Data records >>
++++++++++
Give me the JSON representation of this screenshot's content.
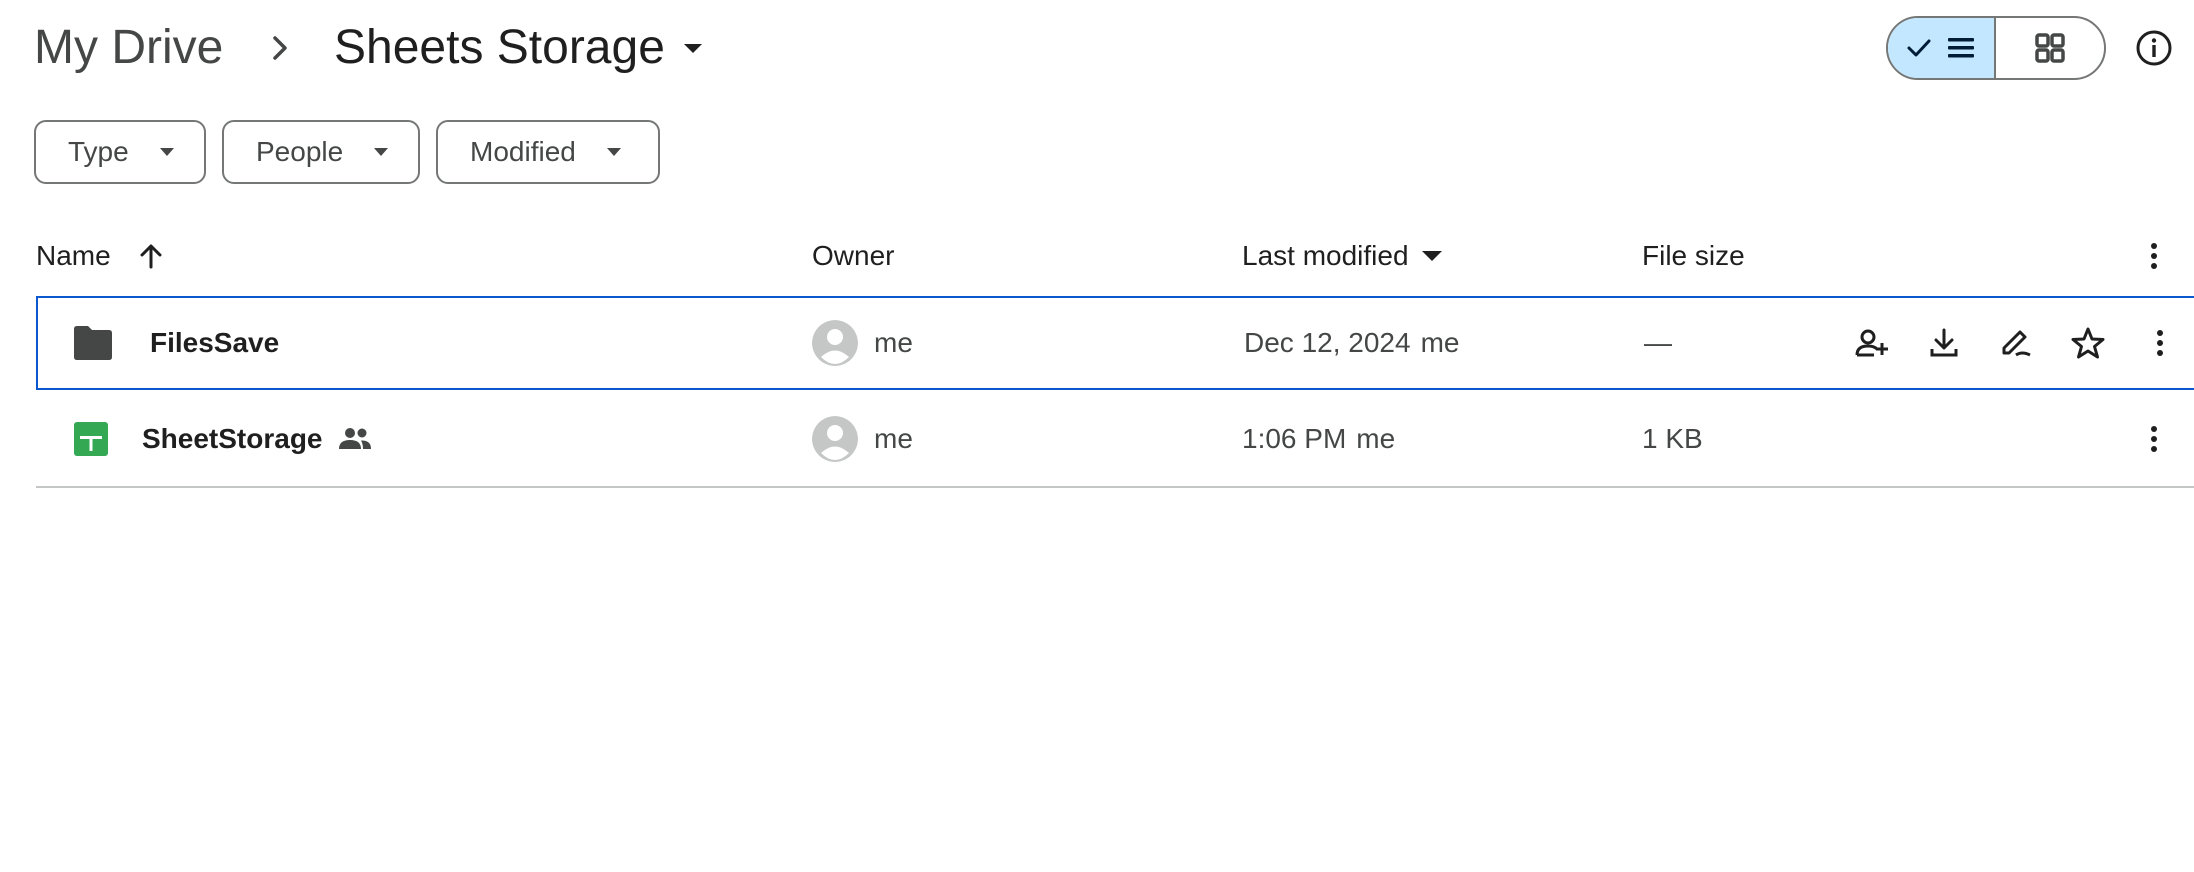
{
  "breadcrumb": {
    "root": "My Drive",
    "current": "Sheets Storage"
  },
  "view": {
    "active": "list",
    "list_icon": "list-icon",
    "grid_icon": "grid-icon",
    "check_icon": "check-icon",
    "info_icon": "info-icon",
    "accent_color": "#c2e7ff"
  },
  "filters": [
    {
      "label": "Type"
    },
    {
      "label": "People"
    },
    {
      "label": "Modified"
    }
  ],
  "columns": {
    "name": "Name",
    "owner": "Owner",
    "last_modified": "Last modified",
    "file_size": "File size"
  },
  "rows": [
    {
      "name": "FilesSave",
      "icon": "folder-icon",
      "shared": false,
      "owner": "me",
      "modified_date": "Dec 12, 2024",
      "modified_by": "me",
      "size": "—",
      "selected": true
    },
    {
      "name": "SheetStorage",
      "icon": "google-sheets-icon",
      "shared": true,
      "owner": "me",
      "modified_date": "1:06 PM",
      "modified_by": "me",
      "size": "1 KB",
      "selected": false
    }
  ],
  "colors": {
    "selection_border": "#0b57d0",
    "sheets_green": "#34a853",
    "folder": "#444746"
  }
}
++++++++++
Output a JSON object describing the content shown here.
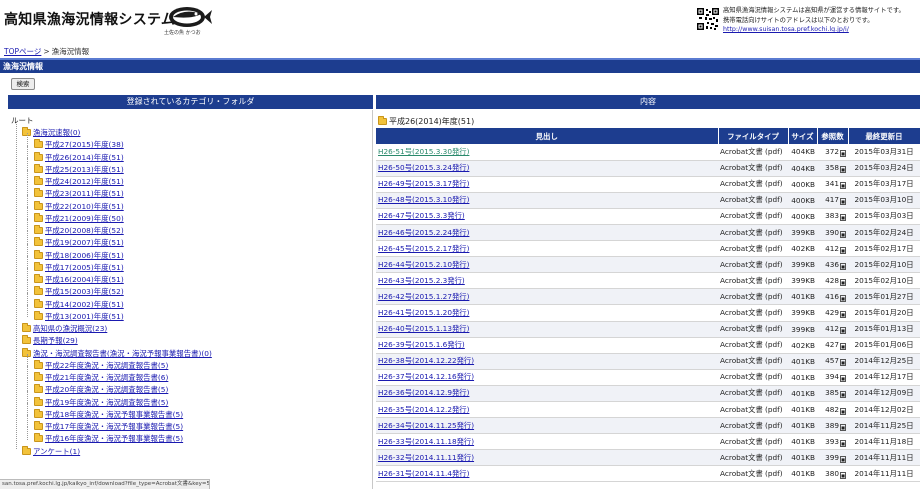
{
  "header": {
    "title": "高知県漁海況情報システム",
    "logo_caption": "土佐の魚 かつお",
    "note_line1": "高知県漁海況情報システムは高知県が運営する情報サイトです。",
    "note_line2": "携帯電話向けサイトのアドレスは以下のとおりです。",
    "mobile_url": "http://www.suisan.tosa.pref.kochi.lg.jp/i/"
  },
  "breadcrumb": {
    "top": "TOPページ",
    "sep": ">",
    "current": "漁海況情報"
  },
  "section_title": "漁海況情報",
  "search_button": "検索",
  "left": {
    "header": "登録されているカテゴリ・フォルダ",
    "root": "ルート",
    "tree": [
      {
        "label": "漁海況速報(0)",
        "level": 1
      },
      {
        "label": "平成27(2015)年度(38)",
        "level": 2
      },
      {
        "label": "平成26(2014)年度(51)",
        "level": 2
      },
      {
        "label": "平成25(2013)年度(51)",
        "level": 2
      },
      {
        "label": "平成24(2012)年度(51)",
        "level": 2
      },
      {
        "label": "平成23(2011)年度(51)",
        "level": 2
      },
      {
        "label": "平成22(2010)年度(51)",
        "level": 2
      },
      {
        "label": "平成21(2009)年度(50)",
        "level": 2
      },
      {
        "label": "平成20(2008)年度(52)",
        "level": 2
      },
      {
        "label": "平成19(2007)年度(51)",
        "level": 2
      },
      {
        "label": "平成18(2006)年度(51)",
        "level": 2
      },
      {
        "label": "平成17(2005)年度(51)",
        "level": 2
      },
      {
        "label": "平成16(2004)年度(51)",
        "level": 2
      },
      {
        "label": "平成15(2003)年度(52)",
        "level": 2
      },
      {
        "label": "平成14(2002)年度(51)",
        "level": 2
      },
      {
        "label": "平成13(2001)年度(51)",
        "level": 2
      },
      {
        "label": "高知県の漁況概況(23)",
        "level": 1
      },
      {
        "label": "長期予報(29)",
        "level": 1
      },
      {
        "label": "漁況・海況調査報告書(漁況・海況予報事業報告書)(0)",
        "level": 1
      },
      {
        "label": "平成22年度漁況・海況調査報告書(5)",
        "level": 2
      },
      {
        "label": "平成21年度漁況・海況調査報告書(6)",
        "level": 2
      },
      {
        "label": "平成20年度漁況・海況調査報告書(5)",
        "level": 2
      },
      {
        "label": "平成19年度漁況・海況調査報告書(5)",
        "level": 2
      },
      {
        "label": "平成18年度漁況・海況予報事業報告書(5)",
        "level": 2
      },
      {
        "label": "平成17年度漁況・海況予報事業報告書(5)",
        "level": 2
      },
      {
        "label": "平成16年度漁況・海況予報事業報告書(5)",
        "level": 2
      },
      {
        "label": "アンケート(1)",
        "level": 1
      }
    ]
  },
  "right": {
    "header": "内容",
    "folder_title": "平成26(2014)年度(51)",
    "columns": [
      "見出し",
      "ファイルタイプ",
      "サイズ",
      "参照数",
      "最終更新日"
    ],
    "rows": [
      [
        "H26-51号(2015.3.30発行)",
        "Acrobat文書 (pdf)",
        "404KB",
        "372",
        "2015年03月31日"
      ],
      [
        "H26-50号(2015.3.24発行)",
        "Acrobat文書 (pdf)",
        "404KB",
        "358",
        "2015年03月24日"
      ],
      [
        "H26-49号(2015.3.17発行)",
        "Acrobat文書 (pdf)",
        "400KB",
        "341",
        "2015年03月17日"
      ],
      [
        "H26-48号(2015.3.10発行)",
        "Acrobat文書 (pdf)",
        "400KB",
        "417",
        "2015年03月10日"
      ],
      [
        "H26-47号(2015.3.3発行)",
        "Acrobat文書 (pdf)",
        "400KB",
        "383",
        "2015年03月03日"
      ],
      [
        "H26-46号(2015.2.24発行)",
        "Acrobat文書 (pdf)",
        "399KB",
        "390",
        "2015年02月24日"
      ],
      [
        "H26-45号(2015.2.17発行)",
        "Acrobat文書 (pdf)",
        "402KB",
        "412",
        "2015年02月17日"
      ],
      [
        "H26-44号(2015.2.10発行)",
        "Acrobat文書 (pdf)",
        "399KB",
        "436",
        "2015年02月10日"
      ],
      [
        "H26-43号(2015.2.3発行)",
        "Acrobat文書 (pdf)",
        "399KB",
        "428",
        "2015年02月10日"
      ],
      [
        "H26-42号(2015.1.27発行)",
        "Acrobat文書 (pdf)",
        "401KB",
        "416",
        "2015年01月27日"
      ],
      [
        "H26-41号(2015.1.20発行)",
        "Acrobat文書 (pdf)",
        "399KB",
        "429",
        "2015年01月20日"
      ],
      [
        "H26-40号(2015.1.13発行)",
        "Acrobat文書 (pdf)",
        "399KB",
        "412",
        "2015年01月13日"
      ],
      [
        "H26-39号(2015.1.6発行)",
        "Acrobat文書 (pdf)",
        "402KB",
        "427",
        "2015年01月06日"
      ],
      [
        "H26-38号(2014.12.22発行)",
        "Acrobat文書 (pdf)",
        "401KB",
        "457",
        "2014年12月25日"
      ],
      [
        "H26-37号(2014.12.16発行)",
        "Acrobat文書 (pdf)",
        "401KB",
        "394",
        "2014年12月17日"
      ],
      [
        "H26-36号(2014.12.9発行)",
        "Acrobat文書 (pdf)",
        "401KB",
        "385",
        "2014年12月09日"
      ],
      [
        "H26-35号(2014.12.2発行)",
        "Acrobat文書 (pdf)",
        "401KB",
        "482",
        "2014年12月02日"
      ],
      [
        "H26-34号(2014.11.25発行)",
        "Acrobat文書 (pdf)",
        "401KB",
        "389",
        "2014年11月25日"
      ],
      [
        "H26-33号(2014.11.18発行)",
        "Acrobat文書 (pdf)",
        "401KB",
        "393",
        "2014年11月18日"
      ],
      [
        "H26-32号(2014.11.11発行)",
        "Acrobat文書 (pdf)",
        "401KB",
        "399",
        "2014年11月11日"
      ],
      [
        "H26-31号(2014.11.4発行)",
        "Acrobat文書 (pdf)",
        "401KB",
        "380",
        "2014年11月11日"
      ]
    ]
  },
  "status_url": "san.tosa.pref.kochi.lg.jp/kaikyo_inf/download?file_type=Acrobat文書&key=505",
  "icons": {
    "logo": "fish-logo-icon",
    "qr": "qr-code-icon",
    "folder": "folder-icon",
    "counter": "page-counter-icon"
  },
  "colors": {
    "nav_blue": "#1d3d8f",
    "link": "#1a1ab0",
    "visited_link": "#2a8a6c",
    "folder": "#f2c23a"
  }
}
++++++++++
Exercise goal >>
Return every line from the records above that holds the word "海況調査報告書".

Exercise output >>
        "label": "漁況・海況調査報告書(漁況・海況予報事業報告書)(0)",
        "label": "平成22年度漁況・海況調査報告書(5)",
        "label": "平成21年度漁況・海況調査報告書(6)",
        "label": "平成20年度漁況・海況調査報告書(5)",
        "label": "平成19年度漁況・海況調査報告書(5)",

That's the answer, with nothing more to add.